## [To be done]
Can you pull out each line of the data below that includes the word "seconds"?
** BEGIN Data shown **
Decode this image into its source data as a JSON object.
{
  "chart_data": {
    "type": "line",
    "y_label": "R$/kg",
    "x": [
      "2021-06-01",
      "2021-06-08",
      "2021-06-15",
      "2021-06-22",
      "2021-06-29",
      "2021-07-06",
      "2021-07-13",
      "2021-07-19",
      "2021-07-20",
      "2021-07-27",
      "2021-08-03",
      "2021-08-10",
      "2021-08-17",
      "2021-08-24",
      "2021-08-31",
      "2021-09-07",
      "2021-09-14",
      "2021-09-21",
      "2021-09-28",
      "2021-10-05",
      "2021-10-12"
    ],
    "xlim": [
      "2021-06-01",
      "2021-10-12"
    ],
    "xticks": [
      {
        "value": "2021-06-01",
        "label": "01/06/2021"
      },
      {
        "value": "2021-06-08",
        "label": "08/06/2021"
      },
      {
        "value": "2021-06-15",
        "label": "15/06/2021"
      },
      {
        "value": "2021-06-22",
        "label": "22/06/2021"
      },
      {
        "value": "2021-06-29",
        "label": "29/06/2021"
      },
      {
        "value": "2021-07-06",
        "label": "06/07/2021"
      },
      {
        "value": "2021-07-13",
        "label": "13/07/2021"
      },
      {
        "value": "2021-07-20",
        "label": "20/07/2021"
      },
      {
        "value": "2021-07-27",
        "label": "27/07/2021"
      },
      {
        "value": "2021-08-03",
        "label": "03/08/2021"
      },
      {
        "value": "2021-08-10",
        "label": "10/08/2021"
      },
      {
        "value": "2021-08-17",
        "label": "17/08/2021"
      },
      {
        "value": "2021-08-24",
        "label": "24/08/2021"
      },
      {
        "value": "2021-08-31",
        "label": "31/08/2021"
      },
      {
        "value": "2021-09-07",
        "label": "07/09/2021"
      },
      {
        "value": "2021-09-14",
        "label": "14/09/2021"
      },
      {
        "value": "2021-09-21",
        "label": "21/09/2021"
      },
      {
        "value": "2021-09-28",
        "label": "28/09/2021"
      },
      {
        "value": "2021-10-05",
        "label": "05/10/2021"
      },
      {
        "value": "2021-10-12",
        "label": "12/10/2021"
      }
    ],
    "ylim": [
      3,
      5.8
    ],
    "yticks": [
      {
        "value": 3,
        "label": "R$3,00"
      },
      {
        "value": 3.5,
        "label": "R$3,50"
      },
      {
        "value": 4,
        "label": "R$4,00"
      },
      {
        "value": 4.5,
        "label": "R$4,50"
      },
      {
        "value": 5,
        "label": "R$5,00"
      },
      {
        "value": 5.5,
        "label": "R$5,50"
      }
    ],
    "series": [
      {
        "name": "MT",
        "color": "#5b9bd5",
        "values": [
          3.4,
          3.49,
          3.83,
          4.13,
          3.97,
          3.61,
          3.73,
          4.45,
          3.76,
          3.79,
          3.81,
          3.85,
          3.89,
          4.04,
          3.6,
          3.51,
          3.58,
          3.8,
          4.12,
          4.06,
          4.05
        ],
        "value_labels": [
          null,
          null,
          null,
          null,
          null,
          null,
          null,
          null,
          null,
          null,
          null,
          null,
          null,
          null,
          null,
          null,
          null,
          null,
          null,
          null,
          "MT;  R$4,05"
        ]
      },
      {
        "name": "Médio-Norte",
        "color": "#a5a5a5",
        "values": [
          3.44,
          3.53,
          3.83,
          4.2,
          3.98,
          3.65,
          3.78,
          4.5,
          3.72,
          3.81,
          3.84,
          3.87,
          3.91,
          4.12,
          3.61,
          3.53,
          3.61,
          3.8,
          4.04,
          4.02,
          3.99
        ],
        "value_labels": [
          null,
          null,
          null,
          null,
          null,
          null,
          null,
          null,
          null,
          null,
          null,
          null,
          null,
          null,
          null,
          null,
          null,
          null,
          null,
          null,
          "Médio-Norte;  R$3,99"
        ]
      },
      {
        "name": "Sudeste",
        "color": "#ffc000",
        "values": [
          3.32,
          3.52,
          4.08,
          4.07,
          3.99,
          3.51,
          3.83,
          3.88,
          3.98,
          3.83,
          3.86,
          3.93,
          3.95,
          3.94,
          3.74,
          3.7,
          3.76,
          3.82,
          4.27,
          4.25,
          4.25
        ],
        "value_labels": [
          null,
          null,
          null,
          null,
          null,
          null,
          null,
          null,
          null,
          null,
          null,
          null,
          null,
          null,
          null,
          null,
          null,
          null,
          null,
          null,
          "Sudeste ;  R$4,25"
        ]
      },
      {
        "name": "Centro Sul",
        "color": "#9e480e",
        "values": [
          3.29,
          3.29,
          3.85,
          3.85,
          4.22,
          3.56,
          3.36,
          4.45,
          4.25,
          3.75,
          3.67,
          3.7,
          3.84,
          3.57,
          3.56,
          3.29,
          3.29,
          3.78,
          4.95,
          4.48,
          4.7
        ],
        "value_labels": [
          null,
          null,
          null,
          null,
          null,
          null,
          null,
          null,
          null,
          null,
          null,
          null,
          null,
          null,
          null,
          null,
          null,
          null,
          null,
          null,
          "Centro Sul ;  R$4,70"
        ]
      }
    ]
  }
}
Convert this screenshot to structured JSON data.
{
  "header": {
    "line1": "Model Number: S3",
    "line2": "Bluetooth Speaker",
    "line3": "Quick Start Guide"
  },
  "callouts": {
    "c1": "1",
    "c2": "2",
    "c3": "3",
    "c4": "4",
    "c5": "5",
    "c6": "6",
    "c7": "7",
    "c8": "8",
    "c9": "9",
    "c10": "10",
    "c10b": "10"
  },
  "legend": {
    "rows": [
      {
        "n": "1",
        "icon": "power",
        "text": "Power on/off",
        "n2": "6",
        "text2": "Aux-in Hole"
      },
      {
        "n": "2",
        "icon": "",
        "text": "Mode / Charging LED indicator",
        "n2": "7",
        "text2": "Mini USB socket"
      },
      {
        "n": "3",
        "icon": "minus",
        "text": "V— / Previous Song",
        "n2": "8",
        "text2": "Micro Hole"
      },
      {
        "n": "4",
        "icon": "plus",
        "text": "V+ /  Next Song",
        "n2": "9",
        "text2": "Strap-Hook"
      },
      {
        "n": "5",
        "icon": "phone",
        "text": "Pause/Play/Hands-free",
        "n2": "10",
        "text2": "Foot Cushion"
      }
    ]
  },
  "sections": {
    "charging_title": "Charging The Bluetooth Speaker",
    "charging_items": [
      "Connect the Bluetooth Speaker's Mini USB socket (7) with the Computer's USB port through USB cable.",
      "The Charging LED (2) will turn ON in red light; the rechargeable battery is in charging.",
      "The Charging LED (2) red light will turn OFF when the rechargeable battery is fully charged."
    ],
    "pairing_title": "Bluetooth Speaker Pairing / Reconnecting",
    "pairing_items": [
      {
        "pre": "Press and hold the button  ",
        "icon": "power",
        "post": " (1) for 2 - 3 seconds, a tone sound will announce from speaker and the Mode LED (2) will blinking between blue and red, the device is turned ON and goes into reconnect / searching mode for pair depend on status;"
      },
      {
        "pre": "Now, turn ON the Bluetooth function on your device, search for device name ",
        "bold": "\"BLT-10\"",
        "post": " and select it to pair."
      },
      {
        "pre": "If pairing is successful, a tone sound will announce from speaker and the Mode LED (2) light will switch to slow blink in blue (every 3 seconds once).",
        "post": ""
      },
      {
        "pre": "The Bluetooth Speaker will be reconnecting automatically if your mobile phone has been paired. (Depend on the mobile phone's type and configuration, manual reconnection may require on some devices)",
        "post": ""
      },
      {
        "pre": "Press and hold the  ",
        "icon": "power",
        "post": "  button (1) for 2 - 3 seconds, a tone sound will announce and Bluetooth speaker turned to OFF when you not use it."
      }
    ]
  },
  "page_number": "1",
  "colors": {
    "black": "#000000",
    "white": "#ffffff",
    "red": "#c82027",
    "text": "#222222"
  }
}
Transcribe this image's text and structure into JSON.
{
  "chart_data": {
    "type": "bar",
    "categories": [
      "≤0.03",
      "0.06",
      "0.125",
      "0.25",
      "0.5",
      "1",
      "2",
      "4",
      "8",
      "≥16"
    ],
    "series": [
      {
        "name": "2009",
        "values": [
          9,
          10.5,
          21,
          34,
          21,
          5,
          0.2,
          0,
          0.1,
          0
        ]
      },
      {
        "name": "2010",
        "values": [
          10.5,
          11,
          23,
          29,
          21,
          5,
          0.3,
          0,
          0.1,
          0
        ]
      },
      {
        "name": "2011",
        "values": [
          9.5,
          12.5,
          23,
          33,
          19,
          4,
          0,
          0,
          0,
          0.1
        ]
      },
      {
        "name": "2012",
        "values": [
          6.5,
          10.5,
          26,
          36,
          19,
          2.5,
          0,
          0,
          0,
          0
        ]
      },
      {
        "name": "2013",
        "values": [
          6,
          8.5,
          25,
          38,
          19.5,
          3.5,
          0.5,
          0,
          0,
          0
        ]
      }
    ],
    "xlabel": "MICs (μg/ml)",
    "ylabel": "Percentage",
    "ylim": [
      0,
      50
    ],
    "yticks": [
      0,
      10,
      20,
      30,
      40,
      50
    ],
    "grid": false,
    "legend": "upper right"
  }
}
** END Data shown **
## [Worked solution]
        "post": " (1) for 2 - 3 seconds, a tone sound will announce from speaker and the Mode LED (2) will blinking between blue and red, the device is turned ON and goes into reconnect / searching mode for pair depend on status;"
        "pre": "If pairing is successful, a tone sound will announce from speaker and the Mode LED (2) light will switch to slow blink in blue (every 3 seconds once).",
        "post": "  button (1) for 2 - 3 seconds, a tone sound will announce and Bluetooth speaker turned to OFF when you not use it."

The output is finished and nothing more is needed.